* start RAW DATA *
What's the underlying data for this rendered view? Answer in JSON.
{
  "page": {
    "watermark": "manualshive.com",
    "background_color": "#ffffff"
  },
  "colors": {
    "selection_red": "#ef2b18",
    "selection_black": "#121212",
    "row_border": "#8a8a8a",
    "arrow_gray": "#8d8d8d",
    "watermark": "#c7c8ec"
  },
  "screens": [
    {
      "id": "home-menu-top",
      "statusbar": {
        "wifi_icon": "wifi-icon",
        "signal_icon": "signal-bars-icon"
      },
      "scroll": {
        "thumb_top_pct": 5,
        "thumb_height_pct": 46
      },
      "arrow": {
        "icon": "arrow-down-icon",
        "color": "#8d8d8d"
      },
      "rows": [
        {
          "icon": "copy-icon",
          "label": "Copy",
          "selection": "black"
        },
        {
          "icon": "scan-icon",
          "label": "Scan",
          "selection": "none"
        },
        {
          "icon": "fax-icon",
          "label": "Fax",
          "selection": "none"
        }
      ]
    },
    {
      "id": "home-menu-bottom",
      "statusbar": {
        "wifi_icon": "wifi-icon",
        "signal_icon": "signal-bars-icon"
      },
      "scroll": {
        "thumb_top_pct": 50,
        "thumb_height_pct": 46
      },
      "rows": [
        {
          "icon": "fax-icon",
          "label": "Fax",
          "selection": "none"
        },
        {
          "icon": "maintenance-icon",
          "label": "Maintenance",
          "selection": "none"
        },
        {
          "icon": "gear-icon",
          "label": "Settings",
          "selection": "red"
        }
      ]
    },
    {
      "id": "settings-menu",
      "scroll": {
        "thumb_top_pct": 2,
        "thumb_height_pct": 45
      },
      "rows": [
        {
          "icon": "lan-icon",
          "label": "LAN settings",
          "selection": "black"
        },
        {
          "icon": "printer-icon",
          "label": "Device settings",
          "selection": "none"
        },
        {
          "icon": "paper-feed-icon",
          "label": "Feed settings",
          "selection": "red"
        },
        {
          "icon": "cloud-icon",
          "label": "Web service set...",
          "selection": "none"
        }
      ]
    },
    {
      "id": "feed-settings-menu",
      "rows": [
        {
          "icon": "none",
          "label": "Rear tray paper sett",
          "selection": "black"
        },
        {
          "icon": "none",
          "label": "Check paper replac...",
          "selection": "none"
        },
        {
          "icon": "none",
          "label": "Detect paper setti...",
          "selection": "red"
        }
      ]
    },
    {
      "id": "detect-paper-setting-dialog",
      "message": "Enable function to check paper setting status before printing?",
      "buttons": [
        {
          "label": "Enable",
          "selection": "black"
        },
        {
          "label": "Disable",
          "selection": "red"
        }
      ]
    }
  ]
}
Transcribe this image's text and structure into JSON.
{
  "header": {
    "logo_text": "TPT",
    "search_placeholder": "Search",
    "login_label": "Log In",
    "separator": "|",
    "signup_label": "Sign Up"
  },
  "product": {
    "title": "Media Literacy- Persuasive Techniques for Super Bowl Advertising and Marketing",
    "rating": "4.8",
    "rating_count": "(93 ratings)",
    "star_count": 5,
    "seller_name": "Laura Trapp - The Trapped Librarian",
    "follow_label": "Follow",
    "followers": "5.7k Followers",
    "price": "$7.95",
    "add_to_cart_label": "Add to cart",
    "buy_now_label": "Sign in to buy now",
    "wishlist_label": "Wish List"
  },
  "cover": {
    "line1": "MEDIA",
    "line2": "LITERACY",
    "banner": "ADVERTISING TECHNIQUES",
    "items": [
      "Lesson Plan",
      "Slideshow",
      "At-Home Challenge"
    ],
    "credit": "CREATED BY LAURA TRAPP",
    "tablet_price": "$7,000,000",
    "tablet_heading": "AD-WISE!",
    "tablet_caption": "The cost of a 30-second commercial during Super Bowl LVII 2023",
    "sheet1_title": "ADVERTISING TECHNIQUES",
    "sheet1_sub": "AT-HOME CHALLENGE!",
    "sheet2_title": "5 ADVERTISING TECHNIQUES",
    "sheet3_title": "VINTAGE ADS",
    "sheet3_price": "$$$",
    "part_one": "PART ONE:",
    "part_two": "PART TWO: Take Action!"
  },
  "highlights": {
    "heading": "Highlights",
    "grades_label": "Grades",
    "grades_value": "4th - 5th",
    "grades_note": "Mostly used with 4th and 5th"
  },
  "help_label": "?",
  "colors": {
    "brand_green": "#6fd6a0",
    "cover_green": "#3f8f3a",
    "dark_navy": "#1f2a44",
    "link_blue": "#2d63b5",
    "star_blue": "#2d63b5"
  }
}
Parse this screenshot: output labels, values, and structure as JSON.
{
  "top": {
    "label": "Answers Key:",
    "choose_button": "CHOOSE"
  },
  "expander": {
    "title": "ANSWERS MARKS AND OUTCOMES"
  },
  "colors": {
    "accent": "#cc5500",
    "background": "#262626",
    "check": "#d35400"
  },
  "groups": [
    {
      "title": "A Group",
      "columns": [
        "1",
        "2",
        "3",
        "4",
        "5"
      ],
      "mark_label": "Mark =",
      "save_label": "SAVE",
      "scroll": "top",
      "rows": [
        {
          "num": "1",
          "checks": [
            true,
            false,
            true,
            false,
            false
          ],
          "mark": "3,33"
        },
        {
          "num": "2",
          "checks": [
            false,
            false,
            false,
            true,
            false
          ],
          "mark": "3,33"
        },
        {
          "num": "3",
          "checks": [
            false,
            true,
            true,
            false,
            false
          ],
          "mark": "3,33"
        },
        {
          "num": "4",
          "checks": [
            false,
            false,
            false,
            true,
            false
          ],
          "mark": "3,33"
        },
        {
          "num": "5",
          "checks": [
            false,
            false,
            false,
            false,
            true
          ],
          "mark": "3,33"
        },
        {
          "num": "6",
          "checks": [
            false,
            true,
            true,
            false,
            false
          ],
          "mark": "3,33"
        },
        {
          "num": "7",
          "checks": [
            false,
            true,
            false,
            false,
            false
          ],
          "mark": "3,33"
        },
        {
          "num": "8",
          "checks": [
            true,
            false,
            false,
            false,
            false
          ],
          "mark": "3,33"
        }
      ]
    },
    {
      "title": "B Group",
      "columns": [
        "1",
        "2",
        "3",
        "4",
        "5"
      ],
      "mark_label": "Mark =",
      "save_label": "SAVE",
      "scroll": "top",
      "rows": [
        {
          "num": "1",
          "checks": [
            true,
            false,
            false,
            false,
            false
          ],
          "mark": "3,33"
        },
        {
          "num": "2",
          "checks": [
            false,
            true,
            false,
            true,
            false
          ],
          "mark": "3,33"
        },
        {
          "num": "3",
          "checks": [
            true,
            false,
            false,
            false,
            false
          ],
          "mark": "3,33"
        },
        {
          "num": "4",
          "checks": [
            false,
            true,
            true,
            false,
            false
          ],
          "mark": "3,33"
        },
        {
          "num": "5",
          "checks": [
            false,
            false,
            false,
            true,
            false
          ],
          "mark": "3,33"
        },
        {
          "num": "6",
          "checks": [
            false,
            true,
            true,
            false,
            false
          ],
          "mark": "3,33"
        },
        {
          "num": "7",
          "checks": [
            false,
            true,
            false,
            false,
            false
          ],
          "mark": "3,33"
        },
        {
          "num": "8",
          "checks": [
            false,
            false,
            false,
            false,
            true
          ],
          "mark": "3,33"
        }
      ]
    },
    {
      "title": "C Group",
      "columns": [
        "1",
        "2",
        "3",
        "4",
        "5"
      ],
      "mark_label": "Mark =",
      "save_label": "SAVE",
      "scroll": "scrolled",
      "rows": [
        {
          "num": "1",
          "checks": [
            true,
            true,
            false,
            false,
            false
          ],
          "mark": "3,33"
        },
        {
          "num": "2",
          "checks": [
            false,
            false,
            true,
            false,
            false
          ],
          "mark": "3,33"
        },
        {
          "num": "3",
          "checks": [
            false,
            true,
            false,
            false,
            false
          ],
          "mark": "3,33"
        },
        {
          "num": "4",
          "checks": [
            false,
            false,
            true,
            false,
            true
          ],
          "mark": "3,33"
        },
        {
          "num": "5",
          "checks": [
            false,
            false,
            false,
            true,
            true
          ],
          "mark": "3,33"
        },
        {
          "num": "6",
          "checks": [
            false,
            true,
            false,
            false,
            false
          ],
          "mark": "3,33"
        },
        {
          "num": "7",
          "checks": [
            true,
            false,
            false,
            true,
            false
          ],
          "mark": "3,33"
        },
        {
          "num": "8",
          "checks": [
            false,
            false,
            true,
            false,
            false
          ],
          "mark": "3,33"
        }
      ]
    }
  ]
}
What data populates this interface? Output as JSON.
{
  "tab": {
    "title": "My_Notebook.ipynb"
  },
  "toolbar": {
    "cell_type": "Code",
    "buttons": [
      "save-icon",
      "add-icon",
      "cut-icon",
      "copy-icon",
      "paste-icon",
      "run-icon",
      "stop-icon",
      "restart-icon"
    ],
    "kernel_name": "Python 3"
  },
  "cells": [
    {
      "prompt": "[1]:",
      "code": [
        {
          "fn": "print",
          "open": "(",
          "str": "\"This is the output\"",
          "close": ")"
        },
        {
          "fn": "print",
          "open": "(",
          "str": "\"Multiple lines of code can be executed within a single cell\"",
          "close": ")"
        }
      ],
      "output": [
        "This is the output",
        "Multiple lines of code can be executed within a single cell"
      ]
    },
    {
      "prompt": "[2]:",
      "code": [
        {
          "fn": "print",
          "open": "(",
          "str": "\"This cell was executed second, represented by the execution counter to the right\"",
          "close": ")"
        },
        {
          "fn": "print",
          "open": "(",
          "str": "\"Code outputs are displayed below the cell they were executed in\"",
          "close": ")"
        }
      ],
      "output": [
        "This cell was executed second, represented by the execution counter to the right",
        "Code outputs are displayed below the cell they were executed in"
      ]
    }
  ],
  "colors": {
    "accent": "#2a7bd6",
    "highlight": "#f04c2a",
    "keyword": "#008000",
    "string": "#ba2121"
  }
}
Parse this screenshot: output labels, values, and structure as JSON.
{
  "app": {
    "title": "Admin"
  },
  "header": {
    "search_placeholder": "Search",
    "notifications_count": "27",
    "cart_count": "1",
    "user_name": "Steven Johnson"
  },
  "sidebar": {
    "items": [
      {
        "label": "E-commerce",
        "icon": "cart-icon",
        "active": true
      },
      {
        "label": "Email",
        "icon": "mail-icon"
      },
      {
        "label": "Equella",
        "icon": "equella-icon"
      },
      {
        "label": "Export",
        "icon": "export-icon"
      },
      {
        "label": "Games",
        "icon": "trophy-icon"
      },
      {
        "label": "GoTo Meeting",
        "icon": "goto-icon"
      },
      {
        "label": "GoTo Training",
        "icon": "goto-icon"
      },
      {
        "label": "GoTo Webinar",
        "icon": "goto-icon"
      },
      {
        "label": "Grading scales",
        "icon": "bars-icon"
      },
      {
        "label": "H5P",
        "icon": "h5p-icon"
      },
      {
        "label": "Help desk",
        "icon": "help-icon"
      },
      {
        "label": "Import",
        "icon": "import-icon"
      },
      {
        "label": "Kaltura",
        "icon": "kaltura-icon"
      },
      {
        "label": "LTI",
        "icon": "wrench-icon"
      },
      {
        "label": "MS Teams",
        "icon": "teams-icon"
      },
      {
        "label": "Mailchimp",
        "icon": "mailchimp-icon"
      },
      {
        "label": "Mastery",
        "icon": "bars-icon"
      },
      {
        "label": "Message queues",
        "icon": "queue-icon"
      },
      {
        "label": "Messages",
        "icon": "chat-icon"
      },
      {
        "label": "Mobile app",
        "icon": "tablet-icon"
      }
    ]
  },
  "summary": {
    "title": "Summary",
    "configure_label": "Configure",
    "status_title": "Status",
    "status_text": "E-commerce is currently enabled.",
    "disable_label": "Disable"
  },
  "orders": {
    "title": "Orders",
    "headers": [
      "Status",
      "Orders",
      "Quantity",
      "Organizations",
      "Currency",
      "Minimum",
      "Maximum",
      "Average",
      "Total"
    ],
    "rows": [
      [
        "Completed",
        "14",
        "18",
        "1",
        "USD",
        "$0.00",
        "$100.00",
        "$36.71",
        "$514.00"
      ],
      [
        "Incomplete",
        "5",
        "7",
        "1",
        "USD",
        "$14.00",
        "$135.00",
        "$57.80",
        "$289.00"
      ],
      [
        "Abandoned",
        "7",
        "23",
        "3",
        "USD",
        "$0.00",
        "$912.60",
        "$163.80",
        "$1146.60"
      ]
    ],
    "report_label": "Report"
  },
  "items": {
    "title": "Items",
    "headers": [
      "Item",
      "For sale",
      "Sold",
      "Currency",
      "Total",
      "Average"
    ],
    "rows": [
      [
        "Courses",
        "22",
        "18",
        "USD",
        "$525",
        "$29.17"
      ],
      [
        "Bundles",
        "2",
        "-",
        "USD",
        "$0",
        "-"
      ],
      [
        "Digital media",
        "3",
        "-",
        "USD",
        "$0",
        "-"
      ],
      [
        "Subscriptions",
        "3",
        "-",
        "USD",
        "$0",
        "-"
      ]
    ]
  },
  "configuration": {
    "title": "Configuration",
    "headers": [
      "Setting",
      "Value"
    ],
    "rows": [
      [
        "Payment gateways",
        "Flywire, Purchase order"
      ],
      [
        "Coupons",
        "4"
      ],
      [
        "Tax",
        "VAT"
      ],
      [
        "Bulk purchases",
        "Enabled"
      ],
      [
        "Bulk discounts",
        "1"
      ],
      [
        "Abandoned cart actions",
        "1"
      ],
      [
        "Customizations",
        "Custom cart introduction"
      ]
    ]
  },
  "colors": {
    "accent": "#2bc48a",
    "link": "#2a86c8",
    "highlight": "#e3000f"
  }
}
* end RAW DATA *
EXERCISE INSTRUCTIONS
From the listing, tally every line with the word "they" in it and give only the tally.

EXERCISE ANSWER
2